REQUIRED TASK: Retype each entry below exactly as it stands.

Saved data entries
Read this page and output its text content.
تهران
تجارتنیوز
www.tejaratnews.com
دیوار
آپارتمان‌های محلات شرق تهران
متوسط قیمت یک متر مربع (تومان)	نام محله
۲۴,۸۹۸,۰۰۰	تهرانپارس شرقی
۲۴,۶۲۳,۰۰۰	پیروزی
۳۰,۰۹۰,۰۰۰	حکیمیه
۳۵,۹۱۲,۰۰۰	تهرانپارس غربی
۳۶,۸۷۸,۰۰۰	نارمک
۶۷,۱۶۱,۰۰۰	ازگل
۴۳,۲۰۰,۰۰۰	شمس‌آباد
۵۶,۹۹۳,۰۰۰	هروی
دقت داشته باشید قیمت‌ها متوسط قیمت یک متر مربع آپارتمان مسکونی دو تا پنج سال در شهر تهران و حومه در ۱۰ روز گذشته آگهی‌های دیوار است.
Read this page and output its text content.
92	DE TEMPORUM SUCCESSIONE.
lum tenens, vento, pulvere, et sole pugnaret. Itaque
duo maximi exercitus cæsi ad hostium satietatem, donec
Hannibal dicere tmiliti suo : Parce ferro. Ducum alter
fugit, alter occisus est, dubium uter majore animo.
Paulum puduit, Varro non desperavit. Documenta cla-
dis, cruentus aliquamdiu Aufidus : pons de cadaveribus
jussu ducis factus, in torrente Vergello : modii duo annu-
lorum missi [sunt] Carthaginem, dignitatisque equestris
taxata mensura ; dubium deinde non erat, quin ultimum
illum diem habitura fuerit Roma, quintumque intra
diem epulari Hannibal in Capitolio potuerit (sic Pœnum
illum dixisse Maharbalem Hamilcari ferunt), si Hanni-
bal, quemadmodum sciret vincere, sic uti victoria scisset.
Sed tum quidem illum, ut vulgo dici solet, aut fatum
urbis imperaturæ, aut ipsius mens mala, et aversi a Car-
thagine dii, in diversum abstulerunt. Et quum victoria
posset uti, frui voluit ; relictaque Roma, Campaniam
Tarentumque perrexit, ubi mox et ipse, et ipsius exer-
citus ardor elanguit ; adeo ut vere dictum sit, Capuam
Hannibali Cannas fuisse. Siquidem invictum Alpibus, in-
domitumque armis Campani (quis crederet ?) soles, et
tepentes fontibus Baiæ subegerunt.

EXERCISE RESULT:
Read this page and output its text content.
تهران
تجارتنیوز
www.tejaratnews.com
دیوار
آپارتمان‌های محلات شرق تهران
متوسط قیمت یک متر مربع (تومان)	نام محله
۲۴,۸۹۸,۰۰۰	تهرانپارس شرقی
۲۴,۶۲۳,۰۰۰	پیروزی
۳۰,۰۹۰,۰۰۰	حکیمیه
۳۵,۹۱۲,۰۰۰	تهرانپارس غربی
۳۶,۸۷۸,۰۰۰	نارمک
۶۷,۱۶۱,۰۰۰	ازگل
۴۳,۲۰۰,۰۰۰	شمس‌آباد
۵۶,۹۹۳,۰۰۰	هروی
دقت داشته باشید قیمت‌ها متوسط قیمت یک متر مربع آپارتمان مسکونی دو تا پنج سال در شهر تهران و حومه در ۱۰ روز گذشته آگهی‌های دیوار است.
Read this page and output its text content.
92	DE TEMPORUM SUCCESSIONE.
lum tenens, vento, pulvere, et sole pugnaret. Itaque
duo maximi exercitus cæsi ad hostium satietatem, donec
Hannibal dicere tmiliti suo : Parce ferro. Ducum alter
fugit, alter occisus est, dubium uter majore animo.
Paulum puduit, Varro non desperavit. Documenta cla-
dis, cruentus aliquamdiu Aufidus : pons de cadaveribus
jussu ducis factus, in torrente Vergello : modii duo annu-
lorum missi [sunt] Carthaginem, dignitatisque equestris
taxata mensura ; dubium deinde non erat, quin ultimum
illum diem habitura fuerit Roma, quintumque intra
diem epulari Hannibal in Capitolio potuerit (sic Pœnum
illum dixisse Maharbalem Hamilcari ferunt), si Hanni-
bal, quemadmodum sciret vincere, sic uti victoria scisset.
Sed tum quidem illum, ut vulgo dici solet, aut fatum
urbis imperaturæ, aut ipsius mens mala, et aversi a Car-
thagine dii, in diversum abstulerunt. Et quum victoria
posset uti, frui voluit ; relictaque Roma, Campaniam
Tarentumque perrexit, ubi mox et ipse, et ipsius exer-
citus ardor elanguit ; adeo ut vere dictum sit, Capuam
Hannibali Cannas fuisse. Siquidem invictum Alpibus, in-
domitumque armis Campani (quis crederet ?) soles, et
tepentes fontibus Baiæ subegerunt.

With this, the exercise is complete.